**STATED EXERCISE**. Copy out all the records, word for word.

------ MATERIAL SUPPLIED ------

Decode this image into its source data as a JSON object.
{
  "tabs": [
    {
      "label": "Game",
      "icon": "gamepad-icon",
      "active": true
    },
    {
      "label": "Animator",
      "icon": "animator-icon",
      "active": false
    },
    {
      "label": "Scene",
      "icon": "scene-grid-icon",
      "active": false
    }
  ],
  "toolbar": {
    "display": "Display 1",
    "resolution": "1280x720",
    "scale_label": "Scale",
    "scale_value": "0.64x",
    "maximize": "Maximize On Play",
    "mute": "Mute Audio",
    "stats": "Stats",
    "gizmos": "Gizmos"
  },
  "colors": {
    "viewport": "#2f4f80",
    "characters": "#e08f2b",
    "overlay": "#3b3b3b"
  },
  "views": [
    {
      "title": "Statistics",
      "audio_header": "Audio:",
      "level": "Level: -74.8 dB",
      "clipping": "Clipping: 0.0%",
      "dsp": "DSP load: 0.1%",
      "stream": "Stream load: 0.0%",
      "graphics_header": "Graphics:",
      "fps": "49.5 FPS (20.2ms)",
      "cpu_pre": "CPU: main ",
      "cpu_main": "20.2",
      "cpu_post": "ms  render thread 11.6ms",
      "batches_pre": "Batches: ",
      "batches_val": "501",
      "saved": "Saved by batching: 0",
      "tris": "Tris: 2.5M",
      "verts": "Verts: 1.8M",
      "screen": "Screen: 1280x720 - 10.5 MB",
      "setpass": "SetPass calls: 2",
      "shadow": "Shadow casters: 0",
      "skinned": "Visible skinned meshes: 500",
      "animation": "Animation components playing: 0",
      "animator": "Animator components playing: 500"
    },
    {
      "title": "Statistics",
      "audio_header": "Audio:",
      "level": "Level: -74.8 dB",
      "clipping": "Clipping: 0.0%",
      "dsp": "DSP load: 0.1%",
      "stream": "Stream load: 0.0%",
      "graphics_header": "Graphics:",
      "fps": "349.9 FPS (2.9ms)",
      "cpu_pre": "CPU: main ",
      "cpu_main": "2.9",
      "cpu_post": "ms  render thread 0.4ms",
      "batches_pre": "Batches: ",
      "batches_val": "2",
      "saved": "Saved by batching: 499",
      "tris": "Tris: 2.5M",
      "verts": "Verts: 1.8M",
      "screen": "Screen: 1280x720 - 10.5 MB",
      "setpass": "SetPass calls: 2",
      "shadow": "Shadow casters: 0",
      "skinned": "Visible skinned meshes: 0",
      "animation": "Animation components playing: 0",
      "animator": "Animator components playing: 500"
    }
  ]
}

------

**FINAL ANSWER**.
Decode this image into its source data as a JSON object.
{
  "tabs": [
    {
      "label": "Game",
      "icon": "gamepad-icon",
      "active": true
    },
    {
      "label": "Animator",
      "icon": "animator-icon",
      "active": false
    },
    {
      "label": "Scene",
      "icon": "scene-grid-icon",
      "active": false
    }
  ],
  "toolbar": {
    "display": "Display 1",
    "resolution": "1280x720",
    "scale_label": "Scale",
    "scale_value": "0.64x",
    "maximize": "Maximize On Play",
    "mute": "Mute Audio",
    "stats": "Stats",
    "gizmos": "Gizmos"
  },
  "colors": {
    "viewport": "#2f4f80",
    "characters": "#e08f2b",
    "overlay": "#3b3b3b"
  },
  "views": [
    {
      "title": "Statistics",
      "audio_header": "Audio:",
      "level": "Level: -74.8 dB",
      "clipping": "Clipping: 0.0%",
      "dsp": "DSP load: 0.1%",
      "stream": "Stream load: 0.0%",
      "graphics_header": "Graphics:",
      "fps": "49.5 FPS (20.2ms)",
      "cpu_pre": "CPU: main ",
      "cpu_main": "20.2",
      "cpu_post": "ms  render thread 11.6ms",
      "batches_pre": "Batches: ",
      "batches_val": "501",
      "saved": "Saved by batching: 0",
      "tris": "Tris: 2.5M",
      "verts": "Verts: 1.8M",
      "screen": "Screen: 1280x720 - 10.5 MB",
      "setpass": "SetPass calls: 2",
      "shadow": "Shadow casters: 0",
      "skinned": "Visible skinned meshes: 500",
      "animation": "Animation components playing: 0",
      "animator": "Animator components playing: 500"
    },
    {
      "title": "Statistics",
      "audio_header": "Audio:",
      "level": "Level: -74.8 dB",
      "clipping": "Clipping: 0.0%",
      "dsp": "DSP load: 0.1%",
      "stream": "Stream load: 0.0%",
      "graphics_header": "Graphics:",
      "fps": "349.9 FPS (2.9ms)",
      "cpu_pre": "CPU: main ",
      "cpu_main": "2.9",
      "cpu_post": "ms  render thread 0.4ms",
      "batches_pre": "Batches: ",
      "batches_val": "2",
      "saved": "Saved by batching: 499",
      "tris": "Tris: 2.5M",
      "verts": "Verts: 1.8M",
      "screen": "Screen: 1280x720 - 10.5 MB",
      "setpass": "SetPass calls: 2",
      "shadow": "Shadow casters: 0",
      "skinned": "Visible skinned meshes: 0",
      "animation": "Animation components playing: 0",
      "animator": "Animator components playing: 500"
    }
  ]
}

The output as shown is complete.